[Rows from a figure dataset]
══════════
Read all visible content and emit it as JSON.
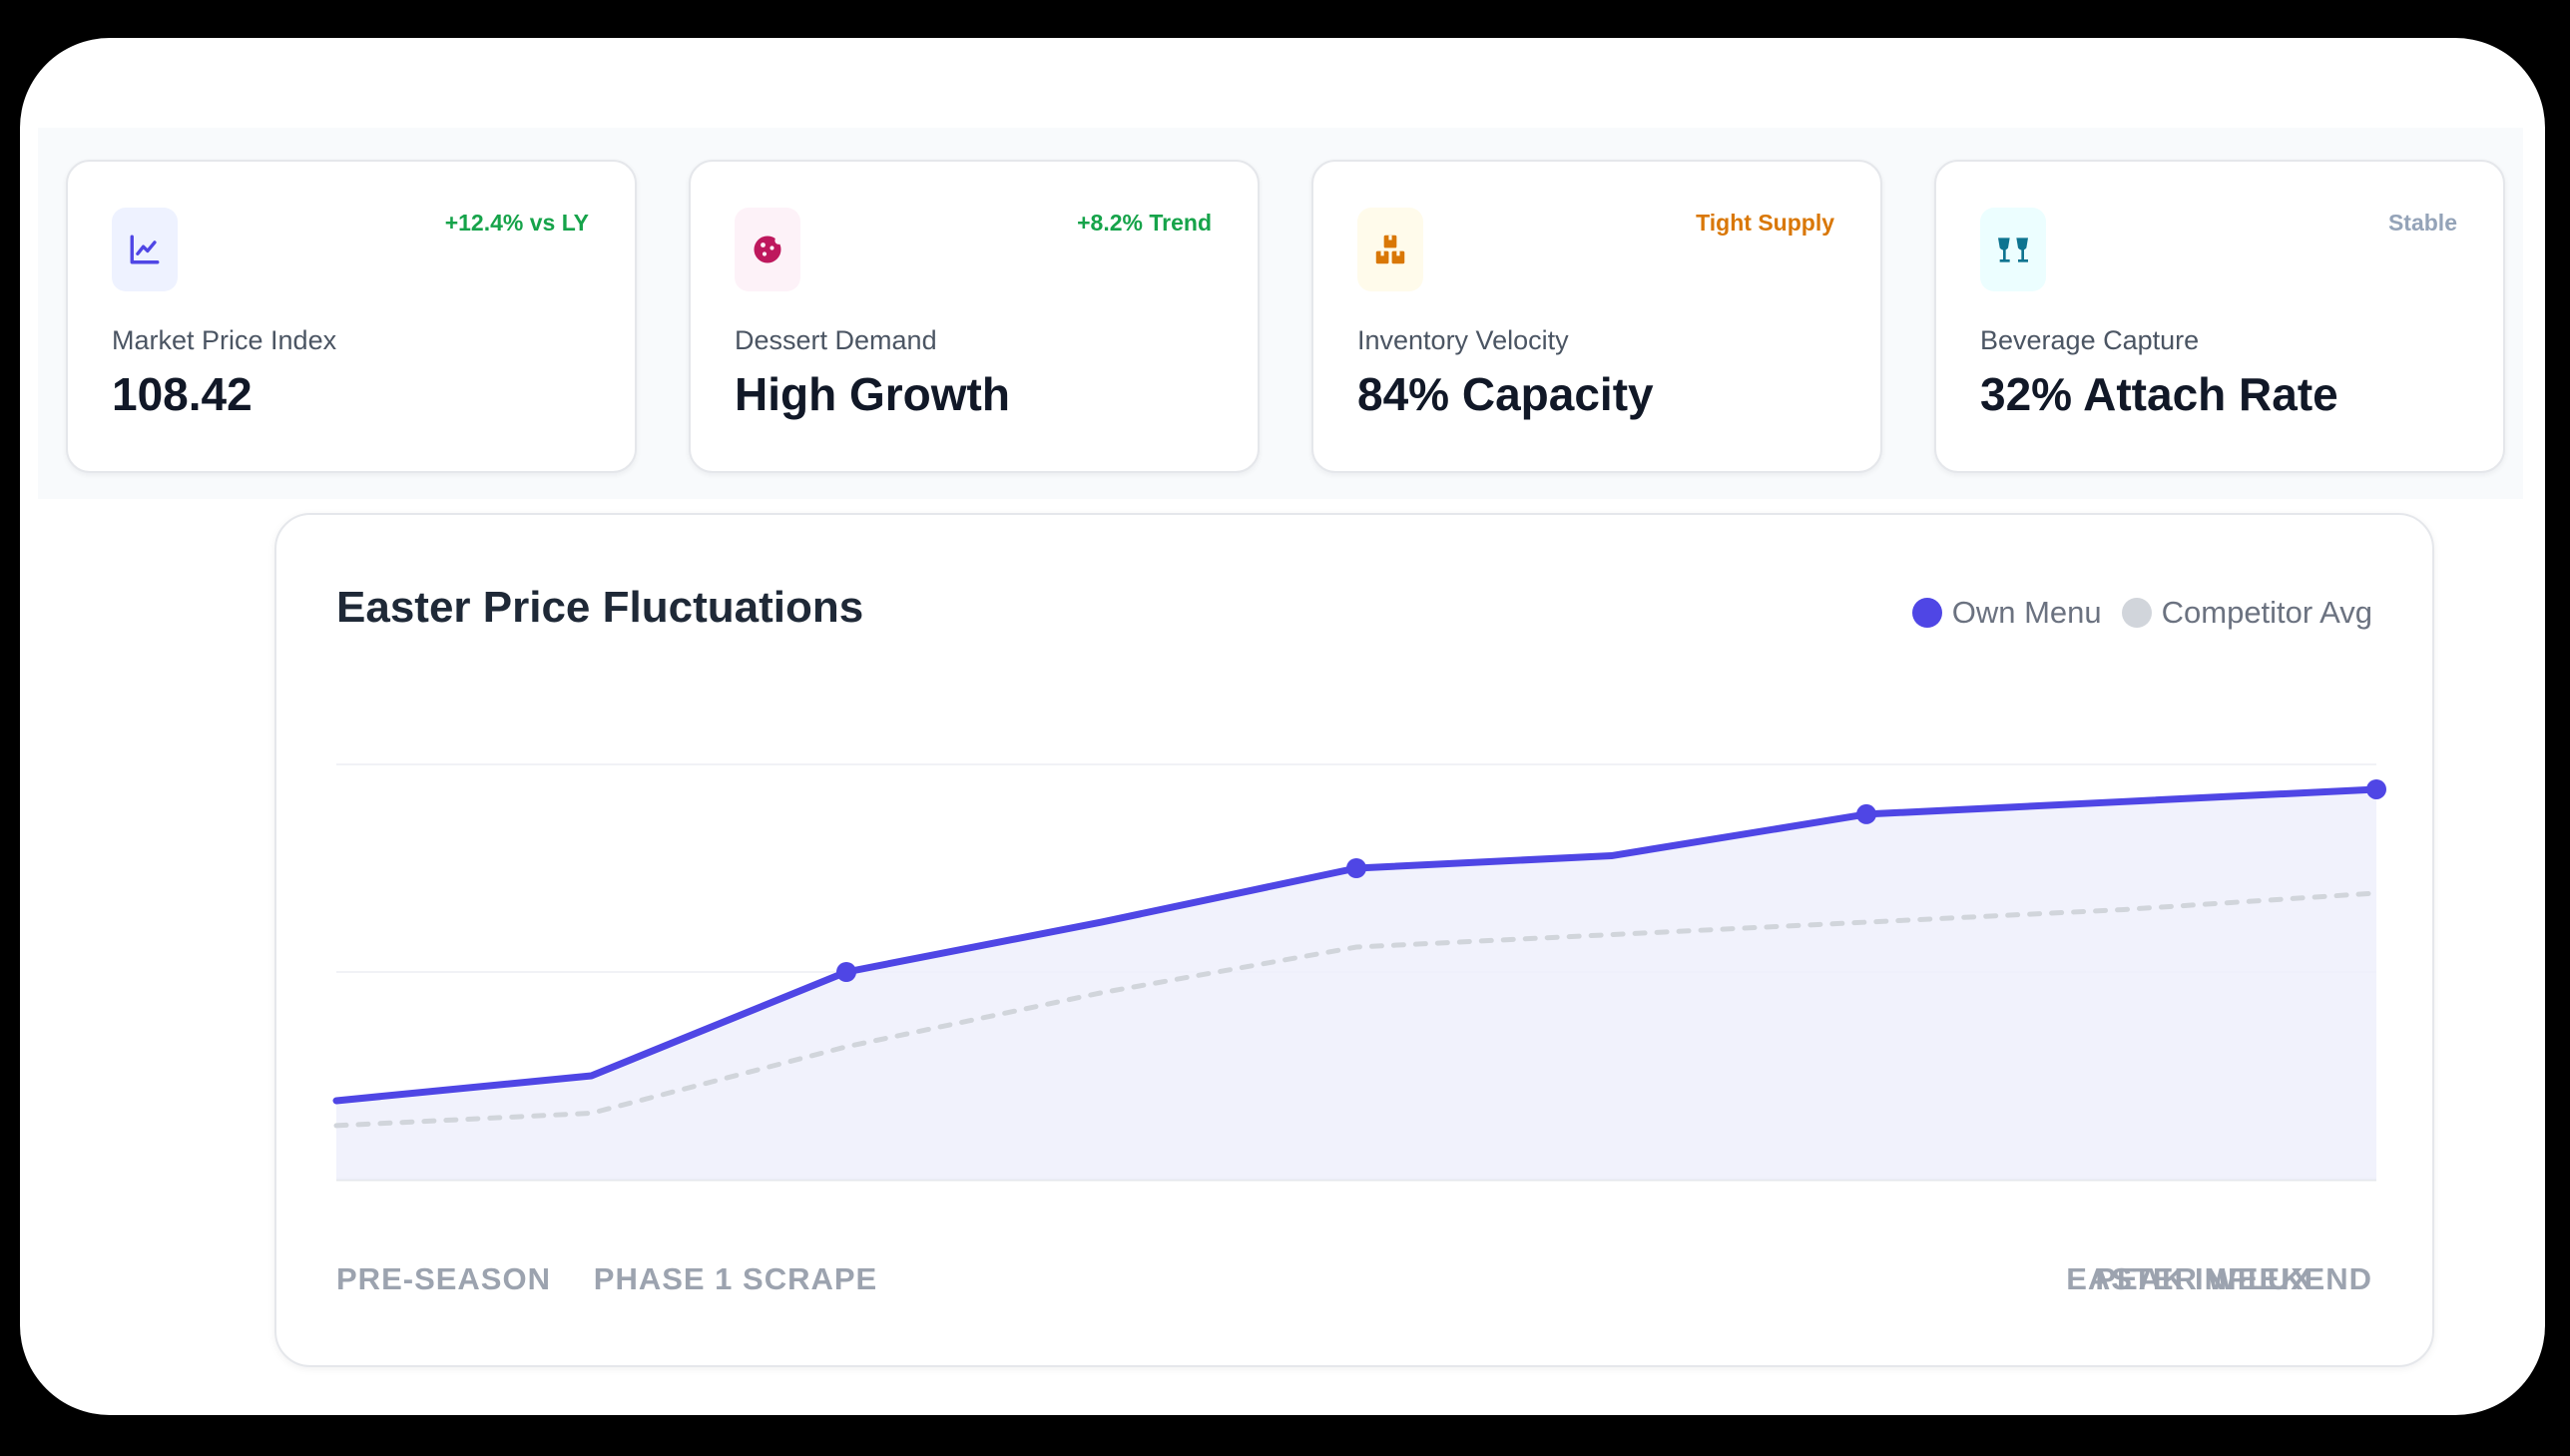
{
  "stat_cards": [
    {
      "icon": "line-chart-icon",
      "icon_color": "#4f46e5",
      "icon_bg": "#eef2ff",
      "trend": "+12.4% vs LY",
      "trend_color": "#16a34a",
      "label": "Market Price Index",
      "value": "108.42"
    },
    {
      "icon": "cookie-icon",
      "icon_color": "#be185d",
      "icon_bg": "#fdf2f8",
      "trend": "+8.2% Trend",
      "trend_color": "#16a34a",
      "label": "Dessert Demand",
      "value": "High Growth"
    },
    {
      "icon": "boxes-icon",
      "icon_color": "#d97706",
      "icon_bg": "#fffbeb",
      "trend": "Tight Supply",
      "trend_color": "#d97706",
      "label": "Inventory Velocity",
      "value": "84% Capacity"
    },
    {
      "icon": "cheers-glasses-icon",
      "icon_color": "#0e7490",
      "icon_bg": "#ecfeff",
      "trend": "Stable",
      "trend_color": "#94a3b8",
      "label": "Beverage Capture",
      "value": "32% Attach Rate"
    }
  ],
  "chart_data": {
    "type": "area",
    "title": "Easter Price Fluctuations",
    "x": [
      0,
      1,
      2,
      3,
      4,
      5,
      6,
      7,
      8
    ],
    "tick_labels": [
      "PRE-SEASON",
      "PHASE 1 SCRAPE",
      "PEAK INFLUX",
      "EASTER WEEKEND"
    ],
    "ylim": [
      0,
      100
    ],
    "grid": true,
    "legend_position": "top-right",
    "series": [
      {
        "name": "Own Menu",
        "color": "#4f46e5",
        "style": "solid",
        "markers": [
          false,
          false,
          true,
          false,
          true,
          false,
          true,
          false,
          true
        ],
        "values": [
          19,
          25,
          50,
          62,
          75,
          78,
          88,
          91,
          94
        ]
      },
      {
        "name": "Competitor Avg",
        "color": "#d1d5db",
        "style": "dashed",
        "values": [
          13,
          16,
          32,
          45,
          56,
          59,
          62,
          65,
          69
        ]
      }
    ]
  }
}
══════════
§ Exercise requirements:
Pull every line containing the word "Price" out of the entries above.

§ Result below:
      "label": "Market Price Index",
    "title": "Easter Price Fluctuations",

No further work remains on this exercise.